== What is needed ==
Copy the entries below exactly. Images do not belong in the copy.

Saved entries
----

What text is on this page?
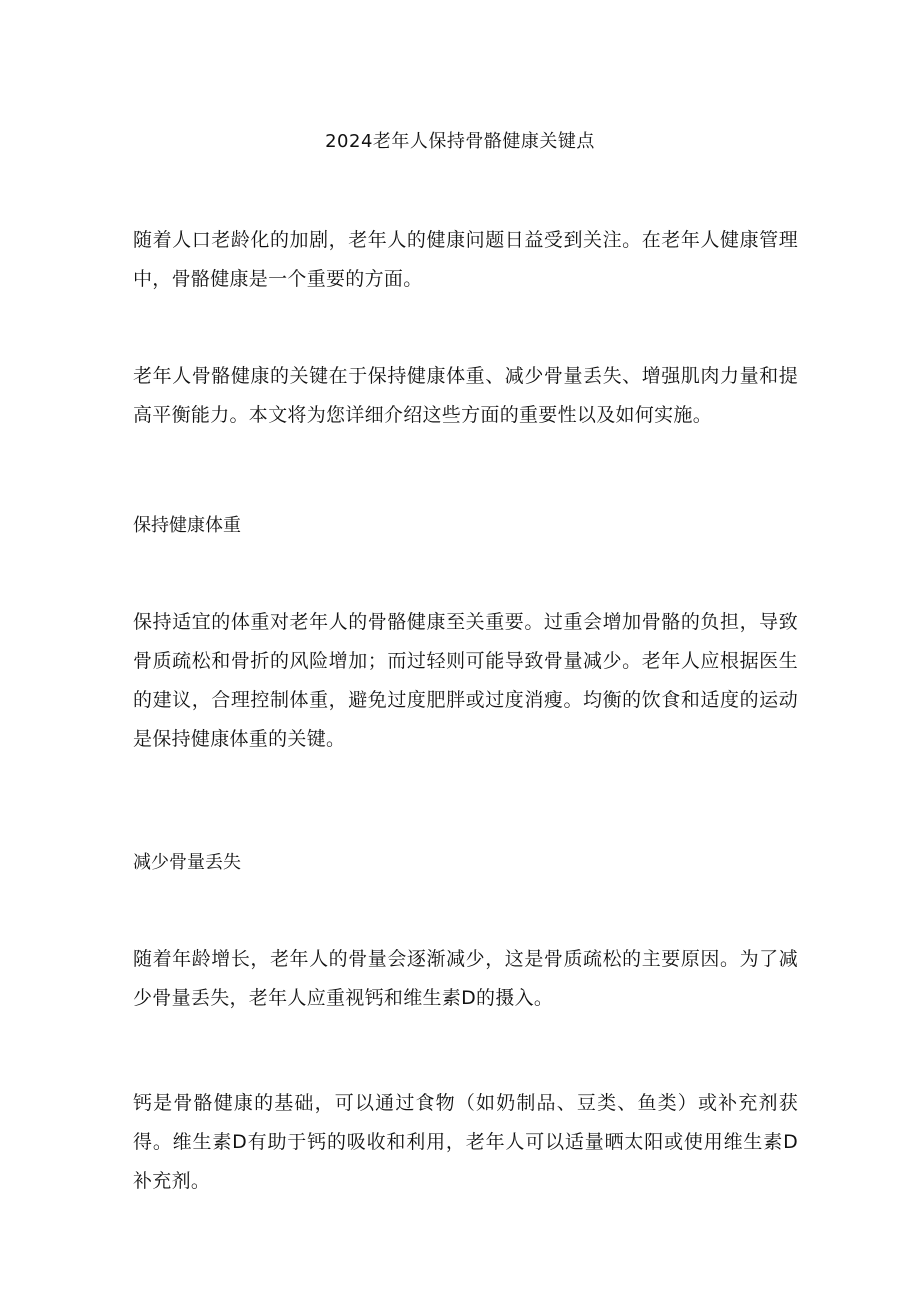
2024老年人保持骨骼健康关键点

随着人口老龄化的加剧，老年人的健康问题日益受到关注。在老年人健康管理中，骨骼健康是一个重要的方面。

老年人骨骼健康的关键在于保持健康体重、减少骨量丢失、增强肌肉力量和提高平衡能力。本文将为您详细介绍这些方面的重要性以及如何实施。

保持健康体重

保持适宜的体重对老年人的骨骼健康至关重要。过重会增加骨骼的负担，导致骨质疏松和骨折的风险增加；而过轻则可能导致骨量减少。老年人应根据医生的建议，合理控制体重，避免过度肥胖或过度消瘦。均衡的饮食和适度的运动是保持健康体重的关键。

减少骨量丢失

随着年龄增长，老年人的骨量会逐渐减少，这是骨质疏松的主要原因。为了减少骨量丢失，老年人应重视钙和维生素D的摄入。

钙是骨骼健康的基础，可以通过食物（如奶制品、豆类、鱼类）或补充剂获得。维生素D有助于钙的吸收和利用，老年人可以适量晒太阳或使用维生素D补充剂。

----

== Answer for the task ==
What text is on this page?
2024老年人保持骨骼健康关键点

随着人口老龄化的加剧，老年人的健康问题日益受到关注。在老年人健康管理中，骨骼健康是一个重要的方面。

老年人骨骼健康的关键在于保持健康体重、减少骨量丢失、增强肌肉力量和提高平衡能力。本文将为您详细介绍这些方面的重要性以及如何实施。

保持健康体重

保持适宜的体重对老年人的骨骼健康至关重要。过重会增加骨骼的负担，导致骨质疏松和骨折的风险增加；而过轻则可能导致骨量减少。老年人应根据医生的建议，合理控制体重，避免过度肥胖或过度消瘦。均衡的饮食和适度的运动是保持健康体重的关键。

减少骨量丢失

随着年龄增长，老年人的骨量会逐渐减少，这是骨质疏松的主要原因。为了减少骨量丢失，老年人应重视钙和维生素D的摄入。

钙是骨骼健康的基础，可以通过食物（如奶制品、豆类、鱼类）或补充剂获得。维生素D有助于钙的吸收和利用，老年人可以适量晒太阳或使用维生素D补充剂。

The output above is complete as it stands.